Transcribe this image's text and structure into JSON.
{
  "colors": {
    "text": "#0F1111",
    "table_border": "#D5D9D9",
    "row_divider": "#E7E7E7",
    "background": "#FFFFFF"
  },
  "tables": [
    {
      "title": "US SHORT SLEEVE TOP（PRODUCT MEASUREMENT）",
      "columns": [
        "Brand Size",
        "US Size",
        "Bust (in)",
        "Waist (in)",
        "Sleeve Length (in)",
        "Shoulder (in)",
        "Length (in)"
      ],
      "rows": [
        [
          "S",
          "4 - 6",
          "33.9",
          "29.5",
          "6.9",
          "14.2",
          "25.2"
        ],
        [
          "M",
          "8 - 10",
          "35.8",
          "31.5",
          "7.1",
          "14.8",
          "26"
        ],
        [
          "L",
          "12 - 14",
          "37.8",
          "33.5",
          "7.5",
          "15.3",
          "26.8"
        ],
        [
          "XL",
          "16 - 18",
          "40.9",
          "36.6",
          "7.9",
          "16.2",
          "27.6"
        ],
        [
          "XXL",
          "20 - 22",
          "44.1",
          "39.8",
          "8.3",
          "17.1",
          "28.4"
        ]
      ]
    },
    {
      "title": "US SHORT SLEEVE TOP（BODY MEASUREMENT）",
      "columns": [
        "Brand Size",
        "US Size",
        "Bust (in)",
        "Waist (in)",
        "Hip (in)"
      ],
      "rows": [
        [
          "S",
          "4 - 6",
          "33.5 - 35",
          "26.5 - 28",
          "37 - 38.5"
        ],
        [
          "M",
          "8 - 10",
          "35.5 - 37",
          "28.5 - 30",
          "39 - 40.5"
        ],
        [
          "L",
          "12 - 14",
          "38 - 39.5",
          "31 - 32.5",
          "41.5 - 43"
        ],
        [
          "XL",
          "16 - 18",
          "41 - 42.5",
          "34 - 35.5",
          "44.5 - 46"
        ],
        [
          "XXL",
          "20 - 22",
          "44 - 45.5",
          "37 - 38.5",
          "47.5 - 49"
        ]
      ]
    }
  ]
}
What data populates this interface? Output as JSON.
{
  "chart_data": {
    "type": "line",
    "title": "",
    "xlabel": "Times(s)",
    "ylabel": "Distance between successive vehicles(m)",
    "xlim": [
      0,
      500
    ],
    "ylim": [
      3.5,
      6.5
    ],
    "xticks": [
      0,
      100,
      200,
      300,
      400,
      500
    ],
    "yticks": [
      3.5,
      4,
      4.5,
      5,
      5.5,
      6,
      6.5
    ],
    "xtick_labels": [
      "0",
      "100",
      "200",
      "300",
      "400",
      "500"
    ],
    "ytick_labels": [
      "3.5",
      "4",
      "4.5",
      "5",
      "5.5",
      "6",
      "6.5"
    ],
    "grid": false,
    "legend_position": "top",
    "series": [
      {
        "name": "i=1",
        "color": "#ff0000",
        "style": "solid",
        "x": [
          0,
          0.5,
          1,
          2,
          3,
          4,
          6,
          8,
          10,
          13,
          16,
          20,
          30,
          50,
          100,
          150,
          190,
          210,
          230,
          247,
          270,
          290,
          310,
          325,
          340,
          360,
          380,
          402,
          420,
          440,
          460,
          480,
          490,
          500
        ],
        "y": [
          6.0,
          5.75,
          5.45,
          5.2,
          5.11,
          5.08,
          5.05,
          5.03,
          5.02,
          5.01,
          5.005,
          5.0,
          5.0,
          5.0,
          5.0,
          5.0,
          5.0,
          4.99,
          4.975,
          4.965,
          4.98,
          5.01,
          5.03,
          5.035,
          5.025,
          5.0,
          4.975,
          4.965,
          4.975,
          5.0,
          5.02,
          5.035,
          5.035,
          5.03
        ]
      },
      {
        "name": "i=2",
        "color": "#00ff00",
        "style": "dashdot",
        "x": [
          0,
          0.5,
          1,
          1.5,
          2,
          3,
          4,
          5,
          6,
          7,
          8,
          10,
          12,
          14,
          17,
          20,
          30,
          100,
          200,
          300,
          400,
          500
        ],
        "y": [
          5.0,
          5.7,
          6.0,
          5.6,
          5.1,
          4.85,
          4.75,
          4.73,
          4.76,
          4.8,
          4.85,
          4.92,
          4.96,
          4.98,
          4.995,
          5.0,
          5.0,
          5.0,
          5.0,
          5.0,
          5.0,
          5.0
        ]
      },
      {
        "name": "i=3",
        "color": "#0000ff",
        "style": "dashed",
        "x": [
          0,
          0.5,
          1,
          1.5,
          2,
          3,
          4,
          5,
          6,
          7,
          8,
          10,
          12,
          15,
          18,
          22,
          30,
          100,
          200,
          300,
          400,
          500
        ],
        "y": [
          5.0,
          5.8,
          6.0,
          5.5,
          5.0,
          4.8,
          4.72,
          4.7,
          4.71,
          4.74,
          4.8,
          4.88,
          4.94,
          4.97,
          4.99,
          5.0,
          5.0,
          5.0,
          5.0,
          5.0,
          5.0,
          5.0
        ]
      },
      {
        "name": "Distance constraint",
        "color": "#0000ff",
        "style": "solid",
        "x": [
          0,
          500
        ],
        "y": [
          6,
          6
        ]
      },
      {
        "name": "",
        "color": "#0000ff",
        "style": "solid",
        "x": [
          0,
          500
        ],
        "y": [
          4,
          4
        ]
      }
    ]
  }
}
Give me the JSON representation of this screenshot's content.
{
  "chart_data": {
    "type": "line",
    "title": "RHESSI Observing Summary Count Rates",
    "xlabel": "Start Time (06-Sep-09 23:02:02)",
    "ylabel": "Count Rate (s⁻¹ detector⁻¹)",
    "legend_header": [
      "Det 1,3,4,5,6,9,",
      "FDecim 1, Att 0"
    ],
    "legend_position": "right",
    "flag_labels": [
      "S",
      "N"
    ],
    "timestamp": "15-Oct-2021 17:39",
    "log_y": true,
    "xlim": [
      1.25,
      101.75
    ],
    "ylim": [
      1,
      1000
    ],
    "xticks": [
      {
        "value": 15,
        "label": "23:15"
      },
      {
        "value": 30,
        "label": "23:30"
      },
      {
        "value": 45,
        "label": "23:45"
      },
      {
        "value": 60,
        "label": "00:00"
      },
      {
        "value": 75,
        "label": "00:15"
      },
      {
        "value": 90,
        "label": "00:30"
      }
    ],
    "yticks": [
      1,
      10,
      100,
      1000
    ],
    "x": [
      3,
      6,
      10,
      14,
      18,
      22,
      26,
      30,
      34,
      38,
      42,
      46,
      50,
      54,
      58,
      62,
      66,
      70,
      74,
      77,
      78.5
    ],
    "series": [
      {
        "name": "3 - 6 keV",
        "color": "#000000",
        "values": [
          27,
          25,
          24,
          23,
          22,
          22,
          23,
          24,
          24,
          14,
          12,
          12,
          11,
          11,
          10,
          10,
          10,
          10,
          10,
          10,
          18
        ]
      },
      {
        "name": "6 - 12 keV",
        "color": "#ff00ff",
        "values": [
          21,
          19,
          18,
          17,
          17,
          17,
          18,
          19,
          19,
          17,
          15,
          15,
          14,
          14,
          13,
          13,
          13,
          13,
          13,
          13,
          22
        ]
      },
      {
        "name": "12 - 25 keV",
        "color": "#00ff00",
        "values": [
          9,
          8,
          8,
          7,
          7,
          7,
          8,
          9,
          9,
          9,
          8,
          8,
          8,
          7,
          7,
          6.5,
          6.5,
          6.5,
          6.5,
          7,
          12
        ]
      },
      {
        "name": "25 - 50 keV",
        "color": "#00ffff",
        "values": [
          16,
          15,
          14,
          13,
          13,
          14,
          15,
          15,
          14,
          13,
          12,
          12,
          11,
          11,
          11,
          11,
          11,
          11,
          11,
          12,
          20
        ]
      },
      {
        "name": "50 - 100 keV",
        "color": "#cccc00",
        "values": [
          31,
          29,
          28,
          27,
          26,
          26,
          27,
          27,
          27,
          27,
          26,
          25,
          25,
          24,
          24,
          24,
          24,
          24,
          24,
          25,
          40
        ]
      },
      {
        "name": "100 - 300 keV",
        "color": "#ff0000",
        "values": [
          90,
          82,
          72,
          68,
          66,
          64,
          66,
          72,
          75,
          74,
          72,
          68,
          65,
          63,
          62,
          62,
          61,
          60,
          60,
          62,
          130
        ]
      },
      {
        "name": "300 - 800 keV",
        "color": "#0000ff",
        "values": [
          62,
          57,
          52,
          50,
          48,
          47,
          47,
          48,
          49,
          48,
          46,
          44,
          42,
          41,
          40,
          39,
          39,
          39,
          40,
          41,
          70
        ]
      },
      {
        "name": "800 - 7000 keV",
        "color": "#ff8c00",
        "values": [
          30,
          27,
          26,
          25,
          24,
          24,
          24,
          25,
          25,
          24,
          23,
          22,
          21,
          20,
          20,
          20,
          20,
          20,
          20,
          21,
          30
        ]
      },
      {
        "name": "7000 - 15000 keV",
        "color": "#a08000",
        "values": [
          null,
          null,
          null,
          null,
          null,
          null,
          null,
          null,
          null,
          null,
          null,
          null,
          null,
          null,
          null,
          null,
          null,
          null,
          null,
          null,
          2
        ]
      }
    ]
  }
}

****************

#### Goal of the exercise:
Only a number is wanted: how many lines of the material above hold "JSON"?

#### Output:
3